* _Written request_: All lines holding the string "label" are to be shown.

* _Dataset records_:
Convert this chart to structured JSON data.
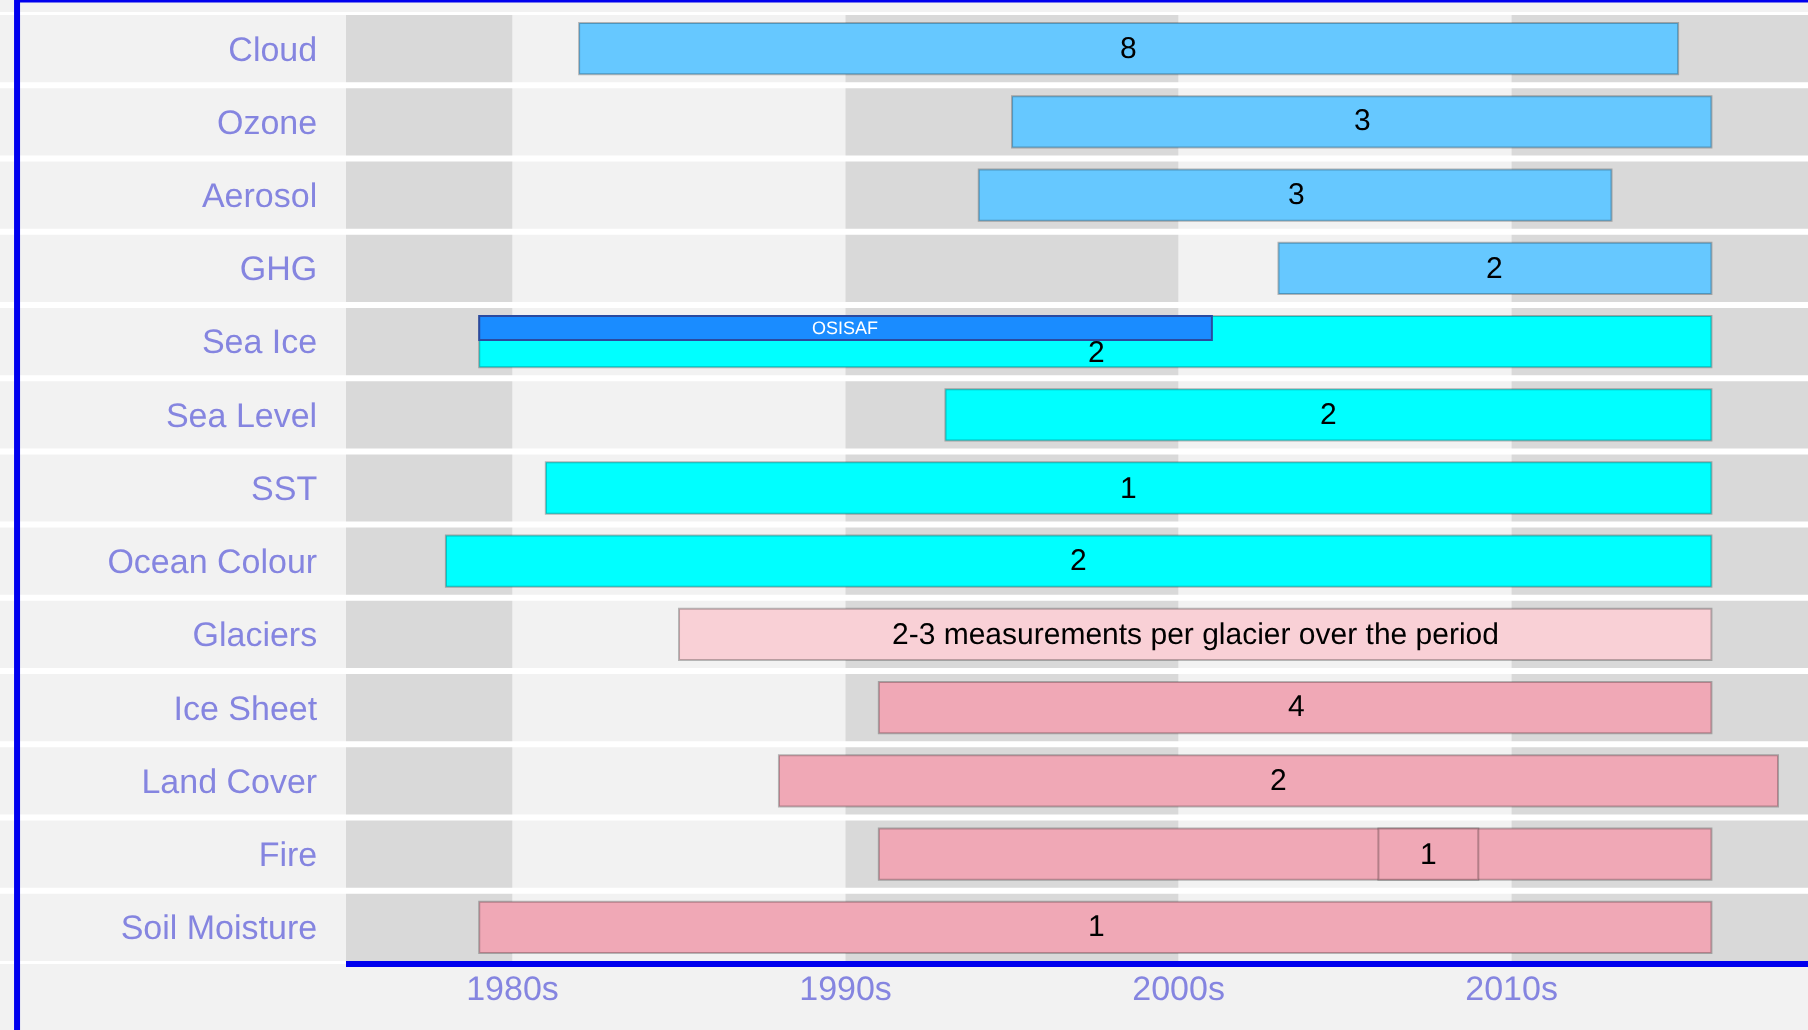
{
  "chart_data": {
    "type": "bar",
    "orientation": "horizontal",
    "categories": [
      "Cloud",
      "Ozone",
      "Aerosol",
      "GHG",
      "Sea Ice",
      "Sea Level",
      "SST",
      "Ocean Colour",
      "Glaciers",
      "Ice Sheet",
      "Land Cover",
      "Fire",
      "Soil Moisture"
    ],
    "series": [
      {
        "colors": [
          "#66c8ff",
          "#66c8ff",
          "#66c8ff",
          "#66c8ff",
          "#00ffff",
          "#00ffff",
          "#00ffff",
          "#00ffff",
          "#f9d0d6",
          "#f0a8b6",
          "#f0a8b6",
          "#f0a8b6",
          "#f0a8b6"
        ],
        "base": [
          1982,
          1995,
          1994,
          2003,
          1979,
          1993,
          1981,
          1978,
          1985,
          1991,
          1988,
          1991,
          1979
        ],
        "values": [
          33,
          21,
          19,
          13,
          37,
          23,
          35,
          38,
          31,
          25,
          30,
          25,
          37
        ]
      },
      {
        "name": "OSISAF",
        "color": "#1a8cff",
        "base": [
          null,
          null,
          null,
          null,
          1979,
          null,
          null,
          null,
          null,
          null,
          null,
          null,
          null
        ],
        "values": [
          null,
          null,
          null,
          null,
          22,
          null,
          null,
          null,
          null,
          null,
          null,
          null,
          null
        ]
      },
      {
        "color": "#f0a8b6",
        "base": [
          null,
          null,
          null,
          null,
          null,
          null,
          null,
          null,
          null,
          null,
          null,
          2006,
          null
        ],
        "values": [
          null,
          null,
          null,
          null,
          null,
          null,
          null,
          null,
          null,
          null,
          null,
          3,
          null
        ]
      }
    ],
    "annotations": [
      "8",
      "3",
      "3",
      "2",
      "2",
      "2",
      "1",
      "2",
      "2-3 measurements per glacier over the period",
      "4",
      "2",
      "1",
      "1"
    ],
    "xlim": [
      1975,
      2018.9
    ],
    "xticks": [
      {
        "value": 1980,
        "label": "1980s"
      },
      {
        "value": 1990,
        "label": "1990s"
      },
      {
        "value": 2000,
        "label": "2000s"
      },
      {
        "value": 2010,
        "label": "2010s"
      }
    ],
    "bands": [
      {
        "axis": "x",
        "from": 1975,
        "to": 1980,
        "color": "#d9d9d9"
      },
      {
        "axis": "x",
        "from": 1980,
        "to": 1990,
        "color": "#f2f2f2"
      },
      {
        "axis": "x",
        "from": 1990,
        "to": 2000,
        "color": "#d9d9d9"
      },
      {
        "axis": "x",
        "from": 2000,
        "to": 2010,
        "color": "#f2f2f2"
      },
      {
        "axis": "x",
        "from": 2010,
        "to": 2018.9,
        "color": "#d9d9d9"
      }
    ],
    "grid": false,
    "legend": false
  }
}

* _Reply to the exercise_:
        "label": "1980s"
        "label": "1990s"
        "label": "2000s"
        "label": "2010s"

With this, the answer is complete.